#### WHAT IS REQUIRED:
Extract the text of every entry below exactly; leave images out.

##### DATA SUPPLIED #####

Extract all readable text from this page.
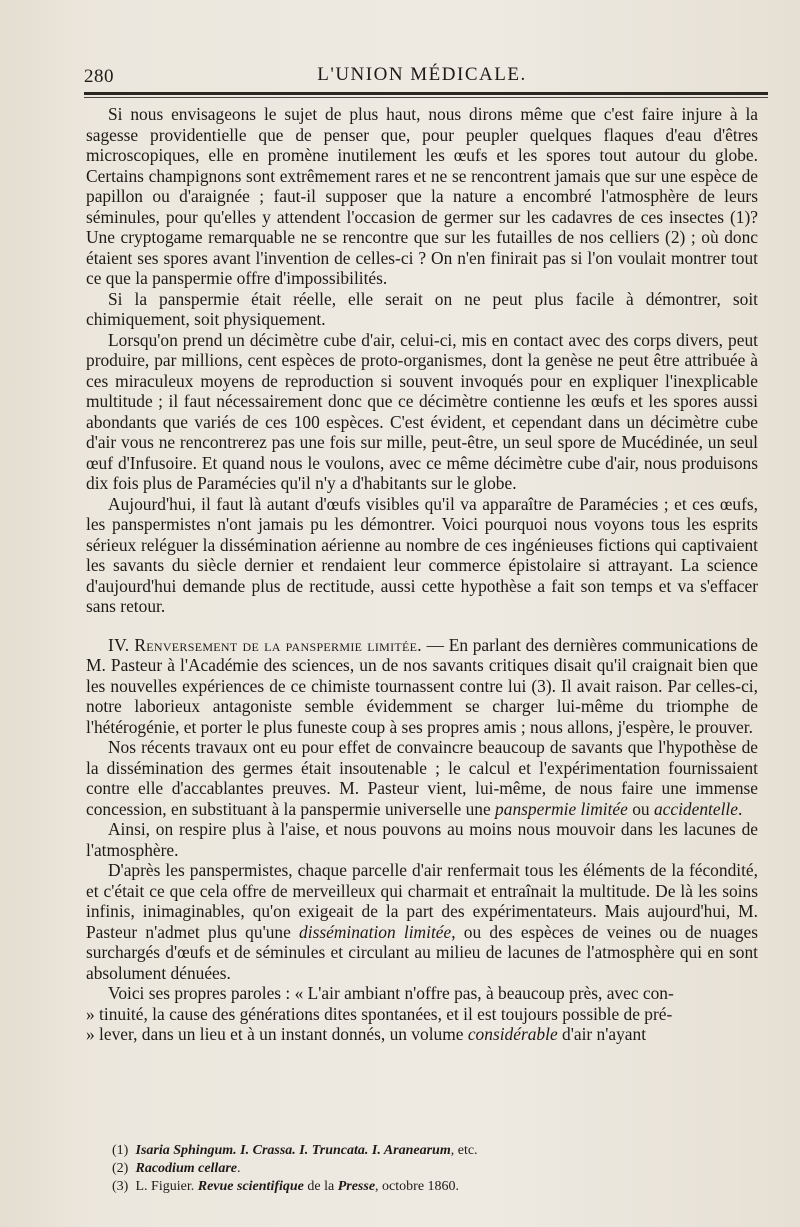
280	L'UNION MÉDICALE.

Si nous envisageons le sujet de plus haut, nous dirons même que c'est faire injure à la sagesse providentielle que de penser que, pour peupler quelques flaques d'eau d'êtres microscopiques, elle en promène inutilement les œufs et les spores tout autour du globe. Certains champignons sont extrêmement rares et ne se rencontrent jamais que sur une espèce de papillon ou d'araignée ; faut-il supposer que la nature a encombré l'atmosphère de leurs séminules, pour qu'elles y attendent l'occasion de germer sur les cadavres de ces insectes (1)? Une cryptogame remarquable ne se rencontre que sur les futailles de nos celliers (2) ; où donc étaient ses spores avant l'invention de celles-ci ? On n'en finirait pas si l'on voulait montrer tout ce que la panspermie offre d'impossibilités.

Si la panspermie était réelle, elle serait on ne peut plus facile à démontrer, soit chimiquement, soit physiquement.

Lorsqu'on prend un décimètre cube d'air, celui-ci, mis en contact avec des corps divers, peut produire, par millions, cent espèces de proto-organismes, dont la genèse ne peut être attribuée à ces miraculeux moyens de reproduction si souvent invoqués pour en expliquer l'inexplicable multitude ; il faut nécessairement donc que ce décimètre contienne les œufs et les spores aussi abondants que variés de ces 100 espèces. C'est évident, et cependant dans un décimètre cube d'air vous ne rencontrerez pas une fois sur mille, peut-être, un seul spore de Mucédinée, un seul œuf d'Infusoire. Et quand nous le voulons, avec ce même décimètre cube d'air, nous produisons dix fois plus de Paramécies qu'il n'y a d'habitants sur le globe.

Aujourd'hui, il faut là autant d'œufs visibles qu'il va apparaître de Paramécies ; et ces œufs, les panspermistes n'ont jamais pu les démontrer. Voici pourquoi nous voyons tous les esprits sérieux reléguer la dissémination aérienne au nombre de ces ingénieuses fictions qui captivaient les savants du siècle dernier et rendaient leur commerce épistolaire si attrayant. La science d'aujourd'hui demande plus de rectitude, aussi cette hypothèse a fait son temps et va s'effacer sans retour.

IV. Renversement de la panspermie limitée. — En parlant des dernières communications de M. Pasteur à l'Académie des sciences, un de nos savants critiques disait qu'il craignait bien que les nouvelles expériences de ce chimiste tournassent contre lui (3). Il avait raison. Par celles-ci, notre laborieux antagoniste semble évidemment se charger lui-même du triomphe de l'hétérogénie, et porter le plus funeste coup à ses propres amis ; nous allons, j'espère, le prouver.

Nos récents travaux ont eu pour effet de convaincre beaucoup de savants que l'hypothèse de la dissémination des germes était insoutenable ; le calcul et l'expérimentation fournissaient contre elle d'accablantes preuves. M. Pasteur vient, lui-même, de nous faire une immense concession, en substituant à la panspermie universelle une panspermie limitée ou accidentelle.

Ainsi, on respire plus à l'aise, et nous pouvons au moins nous mouvoir dans les lacunes de l'atmosphère.

D'après les panspermistes, chaque parcelle d'air renfermait tous les éléments de la fécondité, et c'était ce que cela offre de merveilleux qui charmait et entraînait la multitude. De là les soins infinis, inimaginables, qu'on exigeait de la part des expérimentateurs. Mais aujourd'hui, M. Pasteur n'admet plus qu'une dissémination limitée, ou des espèces de veines ou de nuages surchargés d'œufs et de séminules et circulant au milieu de lacunes de l'atmosphère qui en sont absolument dénuées.

Voici ses propres paroles : « L'air ambiant n'offre pas, à beaucoup près, avec con-

» tinuité, la cause des générations dites spontanées, et il est toujours possible de pré-

» lever, dans un lieu et à un instant donnés, un volume considérable d'air n'ayant

(1) Isaria Sphingum. I. Crassa. I. Truncata. I. Aranearum, etc.

(2) Racodium cellare.

(3) L. Figuier. Revue scientifique de la Presse, octobre 1860.
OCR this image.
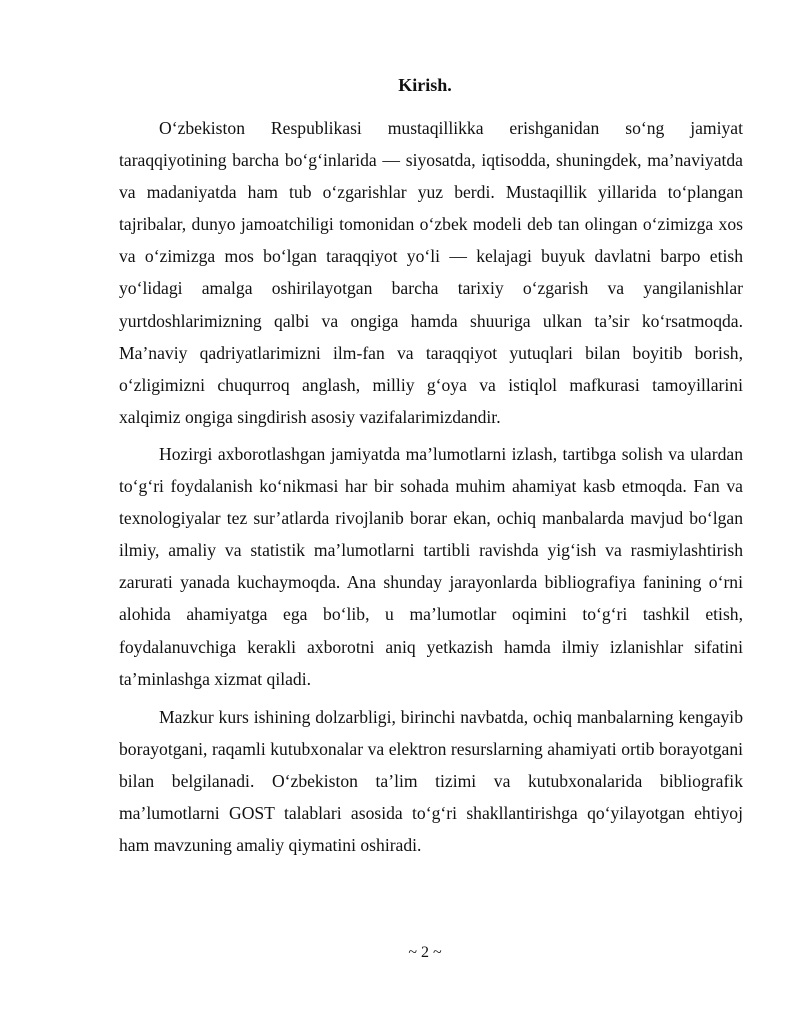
Kirish.

O‘zbekiston Respublikasi mustaqillikka erishganidan so‘ng jamiyat taraqqiyotining barcha bo‘g‘inlarida — siyosatda, iqtisodda, shuningdek, ma’naviyatda va madaniyatda ham tub o‘zgarishlar yuz berdi. Mustaqillik yillarida to‘plangan tajribalar, dunyo jamoatchiligi tomonidan o‘zbek modeli deb tan olingan o‘zimizga xos va o‘zimizga mos bo‘lgan taraqqiyot yo‘li — kelajagi buyuk davlatni barpo etish yo‘lidagi amalga oshirilayotgan barcha tarixiy o‘zgarish va yangilanishlar yurtdoshlarimizning qalbi va ongiga hamda shuuriga ulkan ta’sir ko‘rsatmoqda. Ma’naviy qadriyatlarimizni ilm-fan va taraqqiyot yutuqlari bilan boyitib borish, o‘zligimizni chuqurroq anglash, milliy g‘oya va istiqlol mafkurasi tamoyillarini xalqimiz ongiga singdirish asosiy vazifalarimizdandir.

Hozirgi axborotlashgan jamiyatda ma’lumotlarni izlash, tartibga solish va ulardan to‘g‘ri foydalanish ko‘nikmasi har bir sohada muhim ahamiyat kasb etmoqda. Fan va texnologiyalar tez sur’atlarda rivojlanib borar ekan, ochiq manbalarda mavjud bo‘lgan ilmiy, amaliy va statistik ma’lumotlarni tartibli ravishda yig‘ish va rasmiylashtirish zarurati yanada kuchaymoqda. Ana shunday jarayonlarda bibliografiya fanining o‘rni alohida ahamiyatga ega bo‘lib, u ma’lumotlar oqimini to‘g‘ri tashkil etish, foydalanuvchiga kerakli axborotni aniq yetkazish hamda ilmiy izlanishlar sifatini ta’minlashga xizmat qiladi.

Mazkur kurs ishining dolzarbligi, birinchi navbatda, ochiq manbalarning kengayib borayotgani, raqamli kutubxonalar va elektron resurslarning ahamiyati ortib borayotgani bilan belgilanadi. O‘zbekiston ta’lim tizimi va kutubxonalarida bibliografik ma’lumotlarni GOST talablari asosida to‘g‘ri shakllantirishga qo‘yilayotgan ehtiyoj ham mavzuning amaliy qiymatini oshiradi.

~ 2 ~
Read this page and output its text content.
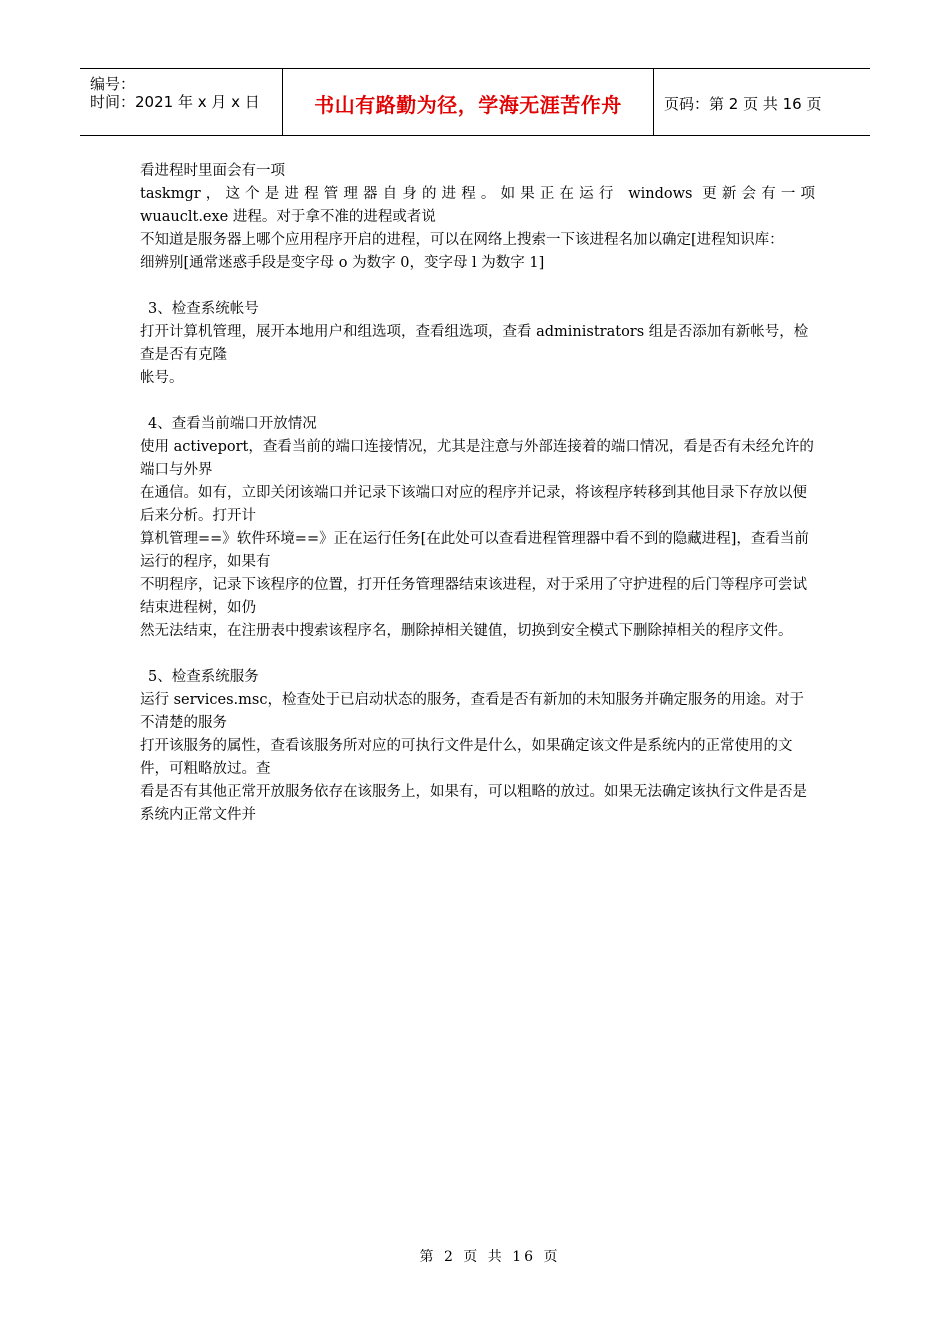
编号：
时间：2021 年 x 月 x 日	书山有路勤为径，学海无涯苦作舟	页码：第 2 页 共 16 页

看进程时里面会有一项

taskmgr，这个是进程管理器自身的进程。如果正在运行 windows 更新会有一项

wuauclt.exe 进程。对于拿不准的进程或者说

不知道是服务器上哪个应用程序开启的进程，可以在网络上搜索一下该进程名加以确定[进程知识库：

细辨别[通常迷惑手段是变字母 o 为数字 0，变字母 l 为数字 1]

3、检查系统帐号

打开计算机管理，展开本地用户和组选项，查看组选项，查看 administrators 组是否添加有新帐号，检查是否有克隆

帐号。

4、查看当前端口开放情况

使用 activeport，查看当前的端口连接情况，尤其是注意与外部连接着的端口情况，看是否有未经允许的端口与外界

在通信。如有，立即关闭该端口并记录下该端口对应的程序并记录，将该程序转移到其他目录下存放以便后来分析。打开计

算机管理==》软件环境==》正在运行任务[在此处可以查看进程管理器中看不到的隐藏进程]，查看当前运行的程序，如果有

不明程序，记录下该程序的位置，打开任务管理器结束该进程，对于采用了守护进程的后门等程序可尝试结束进程树，如仍

然无法结束，在注册表中搜索该程序名，删除掉相关键值，切换到安全模式下删除掉相关的程序文件。

5、检查系统服务

运行 services.msc，检查处于已启动状态的服务，查看是否有新加的未知服务并确定服务的用途。对于不清楚的服务

打开该服务的属性，查看该服务所对应的可执行文件是什么，如果确定该文件是系统内的正常使用的文件，可粗略放过。查

看是否有其他正常开放服务依存在该服务上，如果有，可以粗略的放过。如果无法确定该执行文件是否是系统内正常文件并

第 2 页 共 16 页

#####

#### RESPONSE:
Extract all readable text from this page.
280	L'UNION MÉDICALE.

Si nous envisageons le sujet de plus haut, nous dirons même que c'est faire injure à la sagesse providentielle que de penser que, pour peupler quelques flaques d'eau d'êtres microscopiques, elle en promène inutilement les œufs et les spores tout autour du globe. Certains champignons sont extrêmement rares et ne se rencontrent jamais que sur une espèce de papillon ou d'araignée ; faut-il supposer que la nature a encombré l'atmosphère de leurs séminules, pour qu'elles y attendent l'occasion de germer sur les cadavres de ces insectes (1)? Une cryptogame remarquable ne se rencontre que sur les futailles de nos celliers (2) ; où donc étaient ses spores avant l'invention de celles-ci ? On n'en finirait pas si l'on voulait montrer tout ce que la panspermie offre d'impossibilités.

Si la panspermie était réelle, elle serait on ne peut plus facile à démontrer, soit chimiquement, soit physiquement.

Lorsqu'on prend un décimètre cube d'air, celui-ci, mis en contact avec des corps divers, peut produire, par millions, cent espèces de proto-organismes, dont la genèse ne peut être attribuée à ces miraculeux moyens de reproduction si souvent invoqués pour en expliquer l'inexplicable multitude ; il faut nécessairement donc que ce décimètre contienne les œufs et les spores aussi abondants que variés de ces 100 espèces. C'est évident, et cependant dans un décimètre cube d'air vous ne rencontrerez pas une fois sur mille, peut-être, un seul spore de Mucédinée, un seul œuf d'Infusoire. Et quand nous le voulons, avec ce même décimètre cube d'air, nous produisons dix fois plus de Paramécies qu'il n'y a d'habitants sur le globe.

Aujourd'hui, il faut là autant d'œufs visibles qu'il va apparaître de Paramécies ; et ces œufs, les panspermistes n'ont jamais pu les démontrer. Voici pourquoi nous voyons tous les esprits sérieux reléguer la dissémination aérienne au nombre de ces ingénieuses fictions qui captivaient les savants du siècle dernier et rendaient leur commerce épistolaire si attrayant. La science d'aujourd'hui demande plus de rectitude, aussi cette hypothèse a fait son temps et va s'effacer sans retour.

IV. Renversement de la panspermie limitée. — En parlant des dernières communications de M. Pasteur à l'Académie des sciences, un de nos savants critiques disait qu'il craignait bien que les nouvelles expériences de ce chimiste tournassent contre lui (3). Il avait raison. Par celles-ci, notre laborieux antagoniste semble évidemment se charger lui-même du triomphe de l'hétérogénie, et porter le plus funeste coup à ses propres amis ; nous allons, j'espère, le prouver.

Nos récents travaux ont eu pour effet de convaincre beaucoup de savants que l'hypothèse de la dissémination des germes était insoutenable ; le calcul et l'expérimentation fournissaient contre elle d'accablantes preuves. M. Pasteur vient, lui-même, de nous faire une immense concession, en substituant à la panspermie universelle une panspermie limitée ou accidentelle.

Ainsi, on respire plus à l'aise, et nous pouvons au moins nous mouvoir dans les lacunes de l'atmosphère.

D'après les panspermistes, chaque parcelle d'air renfermait tous les éléments de la fécondité, et c'était ce que cela offre de merveilleux qui charmait et entraînait la multitude. De là les soins infinis, inimaginables, qu'on exigeait de la part des expérimentateurs. Mais aujourd'hui, M. Pasteur n'admet plus qu'une dissémination limitée, ou des espèces de veines ou de nuages surchargés d'œufs et de séminules et circulant au milieu de lacunes de l'atmosphère qui en sont absolument dénuées.

Voici ses propres paroles : « L'air ambiant n'offre pas, à beaucoup près, avec con-

» tinuité, la cause des générations dites spontanées, et il est toujours possible de pré-

» lever, dans un lieu et à un instant donnés, un volume considérable d'air n'ayant

(1) Isaria Sphingum. I. Crassa. I. Truncata. I. Aranearum, etc.

(2) Racodium cellare.

(3) L. Figuier. Revue scientifique de la Presse, octobre 1860.
OCR this image.
Kirish.

O‘zbekiston Respublikasi mustaqillikka erishganidan so‘ng jamiyat taraqqiyotining barcha bo‘g‘inlarida — siyosatda, iqtisodda, shuningdek, ma’naviyatda va madaniyatda ham tub o‘zgarishlar yuz berdi. Mustaqillik yillarida to‘plangan tajribalar, dunyo jamoatchiligi tomonidan o‘zbek modeli deb tan olingan o‘zimizga xos va o‘zimizga mos bo‘lgan taraqqiyot yo‘li — kelajagi buyuk davlatni barpo etish yo‘lidagi amalga oshirilayotgan barcha tarixiy o‘zgarish va yangilanishlar yurtdoshlarimizning qalbi va ongiga hamda shuuriga ulkan ta’sir ko‘rsatmoqda. Ma’naviy qadriyatlarimizni ilm-fan va taraqqiyot yutuqlari bilan boyitib borish, o‘zligimizni chuqurroq anglash, milliy g‘oya va istiqlol mafkurasi tamoyillarini xalqimiz ongiga singdirish asosiy vazifalarimizdandir.

Hozirgi axborotlashgan jamiyatda ma’lumotlarni izlash, tartibga solish va ulardan to‘g‘ri foydalanish ko‘nikmasi har bir sohada muhim ahamiyat kasb etmoqda. Fan va texnologiyalar tez sur’atlarda rivojlanib borar ekan, ochiq manbalarda mavjud bo‘lgan ilmiy, amaliy va statistik ma’lumotlarni tartibli ravishda yig‘ish va rasmiylashtirish zarurati yanada kuchaymoqda. Ana shunday jarayonlarda bibliografiya fanining o‘rni alohida ahamiyatga ega bo‘lib, u ma’lumotlar oqimini to‘g‘ri tashkil etish, foydalanuvchiga kerakli axborotni aniq yetkazish hamda ilmiy izlanishlar sifatini ta’minlashga xizmat qiladi.

Mazkur kurs ishining dolzarbligi, birinchi navbatda, ochiq manbalarning kengayib borayotgani, raqamli kutubxonalar va elektron resurslarning ahamiyati ortib borayotgani bilan belgilanadi. O‘zbekiston ta’lim tizimi va kutubxonalarida bibliografik ma’lumotlarni GOST talablari asosida to‘g‘ri shakllantirishga qo‘yilayotgan ehtiyoj ham mavzuning amaliy qiymatini oshiradi.

~ 2 ~
Read this page and output its text content.
编号：
时间：2021 年 x 月 x 日	书山有路勤为径，学海无涯苦作舟	页码：第 2 页 共 16 页

看进程时里面会有一项

taskmgr，这个是进程管理器自身的进程。如果正在运行 windows 更新会有一项

wuauclt.exe 进程。对于拿不准的进程或者说

不知道是服务器上哪个应用程序开启的进程，可以在网络上搜索一下该进程名加以确定[进程知识库：

细辨别[通常迷惑手段是变字母 o 为数字 0，变字母 l 为数字 1]

3、检查系统帐号

打开计算机管理，展开本地用户和组选项，查看组选项，查看 administrators 组是否添加有新帐号，检查是否有克隆

帐号。

4、查看当前端口开放情况

使用 activeport，查看当前的端口连接情况，尤其是注意与外部连接着的端口情况，看是否有未经允许的端口与外界

在通信。如有，立即关闭该端口并记录下该端口对应的程序并记录，将该程序转移到其他目录下存放以便后来分析。打开计

算机管理==》软件环境==》正在运行任务[在此处可以查看进程管理器中看不到的隐藏进程]，查看当前运行的程序，如果有

不明程序，记录下该程序的位置，打开任务管理器结束该进程，对于采用了守护进程的后门等程序可尝试结束进程树，如仍

然无法结束，在注册表中搜索该程序名，删除掉相关键值，切换到安全模式下删除掉相关的程序文件。

5、检查系统服务

运行 services.msc，检查处于已启动状态的服务，查看是否有新加的未知服务并确定服务的用途。对于不清楚的服务

打开该服务的属性，查看该服务所对应的可执行文件是什么，如果确定该文件是系统内的正常使用的文件，可粗略放过。查

看是否有其他正常开放服务依存在该服务上，如果有，可以粗略的放过。如果无法确定该执行文件是否是系统内正常文件并

第 2 页 共 16 页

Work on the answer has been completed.